I’m no longer needed. You can do it all yourself 🙂 There are many methods of doing it. Here’s how I do it.
This block is for children between 1 and 10 years old and it ends at the waistline. It’s for woven fabrics but I will be making another one for knits soon. This pattern doesn’t come with sleeves. I’ll leave it for another time.
When it comes to developing figures blocks need more shaping and darts. I won’t be showing that here.
All values are in cm.
– Metric ruler
– Set square
– Grid / graph paper
– Pencil and rubber
– French curve
Before we start let me give you a chart with standard measurements you can use. Of course, you can use your own child’s measurements but this is a good place to start with. You can download it here:
If you get confused with any of the steps, contact me on our Facebook group 🙂
I’m drafting a block for 18-24 months old children here. You can check with the tables which values I’m using.
Start from point N.
N-A measurement of the armscye depth (12.4cm)
N-W back length (23cm)
Square across from points N, A and W
Now I’m going to draw back width, armscye width and front width with added ease. The total ease for the bodice made from this would be 6cm around the chest. You can change ease values if you want your garment to be looser.
A-A1 back width + ease 1cm (10.9cm)
A1-A2 armscye width + ease 1cm (7.6cm)
A2-A3 = A-A1
A4 halfway between A1 and A2
Square down from A4 and A3. Mark Intersection points as W1 and W2.
N-N1 = A-A1 Square down to A1
A2-N2 = A3-N3 = A1-N1 + 1cm
This is determined by the fact that the front is longer by 1cm
I’ll be working at the front and back neckline now.

####################

- [Set task a]
Answer these questions from the bodice block tutorial:
(i) What age range of children is the block meant for?
(ii) What back length is used for the 18-24 month block?
(iii) What is the total ease around the chest for a bodice made from this block?
The bodice block tutorial and the listing have nothing to do with each other.

####################

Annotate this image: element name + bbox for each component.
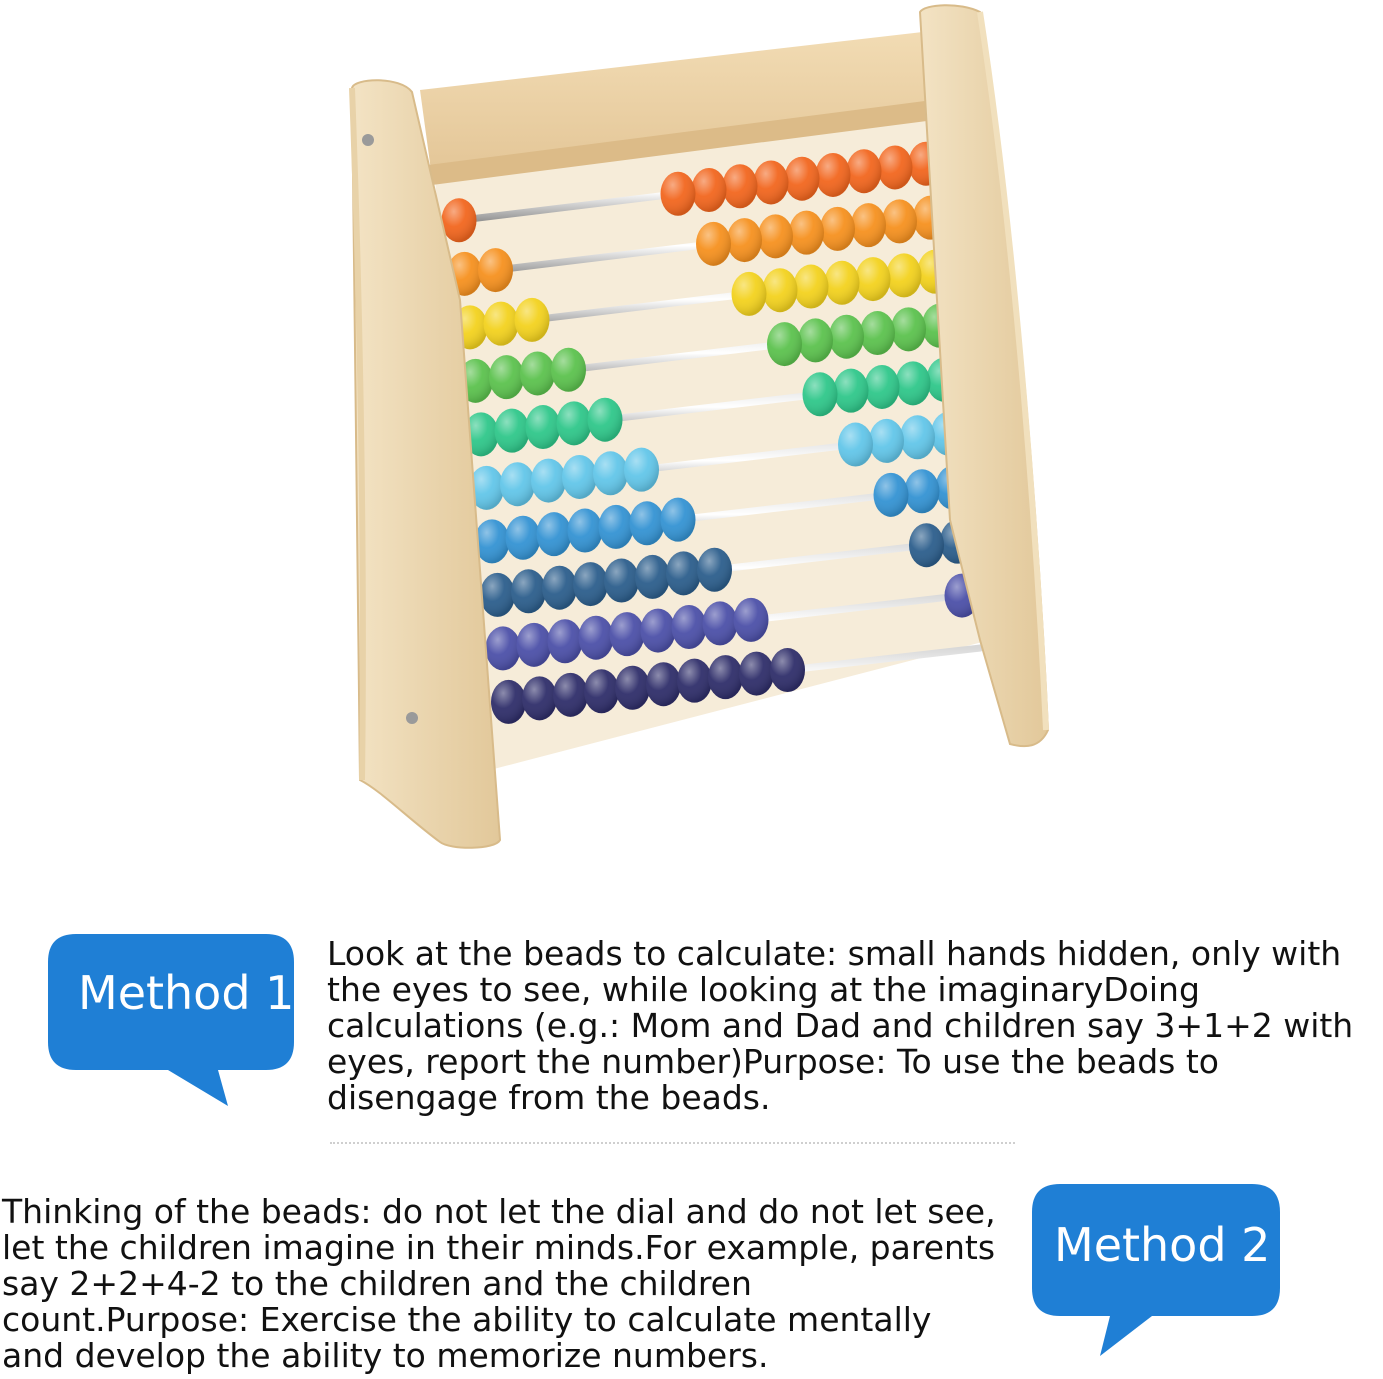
abacus-bead-shine xyxy=(661,498,696,542)
abacus-bead-shine xyxy=(579,616,614,660)
abacus-bead-shine xyxy=(568,509,603,553)
abacus-bead-shine xyxy=(847,149,882,193)
abacus-bead-shine xyxy=(905,469,940,513)
abacus-bead-shine xyxy=(610,612,645,656)
abacus-bead-shine xyxy=(896,361,931,405)
abacus-bead-shine xyxy=(767,322,802,366)
abacus-bead-shine xyxy=(672,605,707,649)
abacus-bead-shine xyxy=(526,405,561,449)
abacus-bead-shine xyxy=(593,451,628,495)
abacus-bead-shine xyxy=(599,505,634,549)
speech-bubble-icon xyxy=(48,930,298,1110)
abacus-bead-shine xyxy=(869,419,904,463)
abacus-bead-shine xyxy=(763,268,798,312)
abacus-bead-shine xyxy=(562,455,597,499)
abacus-bead-shine xyxy=(909,523,944,567)
screw-top-left xyxy=(362,134,374,146)
divider xyxy=(330,1142,1015,1144)
abacus-bead-shine xyxy=(887,253,922,297)
abacus-bead-shine xyxy=(829,315,864,359)
abacus-bead-shine xyxy=(553,673,588,717)
abacus-bead-shine xyxy=(789,211,824,255)
abacus-bead-shine xyxy=(727,218,762,262)
abacus-bead-shine xyxy=(557,401,592,445)
method1-callout xyxy=(48,930,298,1110)
abacus-bead-shine xyxy=(856,257,891,301)
abacus-bead-shine xyxy=(758,214,793,258)
abacus-bead-shine xyxy=(624,448,659,492)
abacus-bead-shine xyxy=(635,555,670,599)
abacus-bead-shine xyxy=(630,501,665,545)
abacus-bead-shine xyxy=(495,409,530,453)
method2-callout xyxy=(1032,1180,1282,1360)
abacus-bead-shine xyxy=(834,369,869,413)
abacus-bead-shine xyxy=(506,516,541,560)
abacus-bead-shine xyxy=(696,222,731,266)
abacus-bead-shine xyxy=(573,562,608,606)
abacus-bead-shine xyxy=(517,623,552,667)
abacus-bead-shine xyxy=(615,666,650,710)
abacus-bead-shine xyxy=(891,307,926,351)
abacus-bead-shine xyxy=(878,145,913,189)
abacus-bead-shine xyxy=(491,680,526,724)
abacus-bead-shine xyxy=(794,265,829,309)
abacus-bead-shine xyxy=(486,626,521,670)
method1-description: Look at the beads to calculate: small hands hidden, only with the eyes to see, while looking at the imaginaryDoing calculations (e.g.: Mom and Dad and children say 3+1+2 with eyes, report the number)Purpose: To use the beads to disengage from the beads. xyxy=(327,934,1354,1117)
abacus-bead-shine xyxy=(882,199,917,243)
abacus-bead-shine xyxy=(551,348,586,392)
abacus-bead-shine xyxy=(484,302,519,346)
abacus-bead-shine xyxy=(604,559,639,603)
abacus-bead-shine xyxy=(770,648,805,692)
abacus-bead-shine xyxy=(584,669,619,713)
abacus-bead-shine xyxy=(537,512,572,556)
abacus-bead-shine xyxy=(703,601,738,645)
abacus-illustration xyxy=(340,0,1060,860)
abacus-bead-shine xyxy=(732,272,767,316)
abacus-bead-shine xyxy=(734,598,769,642)
abacus-bead-shine xyxy=(803,372,838,416)
abacus-bead-shine xyxy=(520,351,555,395)
abacus-bead-shine xyxy=(838,423,873,467)
abacus-bead-shine xyxy=(798,318,833,362)
abacus-bead-shine xyxy=(548,619,583,663)
abacus-bead-shine xyxy=(531,459,566,503)
abacus-bead-shine xyxy=(754,160,789,204)
abacus-bead-shine xyxy=(588,398,623,442)
abacus-bead-shine xyxy=(874,473,909,517)
abacus-bead-shine xyxy=(708,655,743,699)
abacus-bead-shine xyxy=(900,415,935,459)
abacus-bead-shine xyxy=(515,298,550,342)
abacus-bead-shine xyxy=(489,355,524,399)
abacus-bead-shine xyxy=(666,551,701,595)
method1-label: Method 1 xyxy=(78,966,295,1020)
abacus-bead-shine xyxy=(865,365,900,409)
abacus-bead-shine xyxy=(677,659,712,703)
abacus-bead-shine xyxy=(478,248,513,292)
method2-description: Thinking of the beads: do not let the dial and do not let see, let the children imagine in their minds.For example, parents say 2+2+4-2 to the children and the children count.Purpose: Exercise the ability to calculate mentally and develop the ability to memorize numbers. xyxy=(2,1192,996,1375)
abacus-bead-shine xyxy=(723,164,758,208)
abacus-bead-shine xyxy=(860,311,895,355)
abacus-bead-shine xyxy=(542,566,577,610)
abacus-bead-shine xyxy=(646,662,681,706)
abacus-bead-shine xyxy=(816,153,851,197)
abacus-bead-shine xyxy=(480,573,515,617)
abacus-bead-shine xyxy=(785,157,820,201)
abacus-bead-shine xyxy=(511,569,546,613)
method2-label: Method 2 xyxy=(1054,1218,1271,1272)
abacus-bead-shine xyxy=(739,652,774,696)
abacus-bead-shine xyxy=(641,609,676,653)
abacus-bead-shine xyxy=(522,676,557,720)
abacus-bead-shine xyxy=(500,462,535,506)
abacus-bead-shine xyxy=(697,548,732,592)
abacus-bead-shine xyxy=(825,261,860,305)
abacus-bead-shine xyxy=(442,198,477,242)
abacus-bead-shine xyxy=(820,207,855,251)
abacus-bead-shine xyxy=(661,172,696,216)
abacus-bead-shine xyxy=(692,168,727,212)
abacus-bead-shine xyxy=(851,203,886,247)
screw-bottom-left xyxy=(406,712,418,724)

####################

- [Set task b] In the listing, take the stretch from the line that contains "abacus-bead-shine xyxy=(661,498,696,542)" through the line that contains "abacus-bead-shine xyxy=(896,361,931,405)". Switch "abacus-bead-shine" to "abacus-bead-glint" there, and give only those lines, otherwise unchanged.

- [Written solution a]
(i) Children between 1 and 10 years old.
(ii) 23cm.
(iii) 6cm.

- [Written solution b]
abacus-bead-glint xyxy=(661,498,696,542)
abacus-bead-glint xyxy=(579,616,614,660)
abacus-bead-glint xyxy=(568,509,603,553)
abacus-bead-glint xyxy=(847,149,882,193)
abacus-bead-glint xyxy=(905,469,940,513)
abacus-bead-glint xyxy=(610,612,645,656)
abacus-bead-glint xyxy=(896,361,931,405)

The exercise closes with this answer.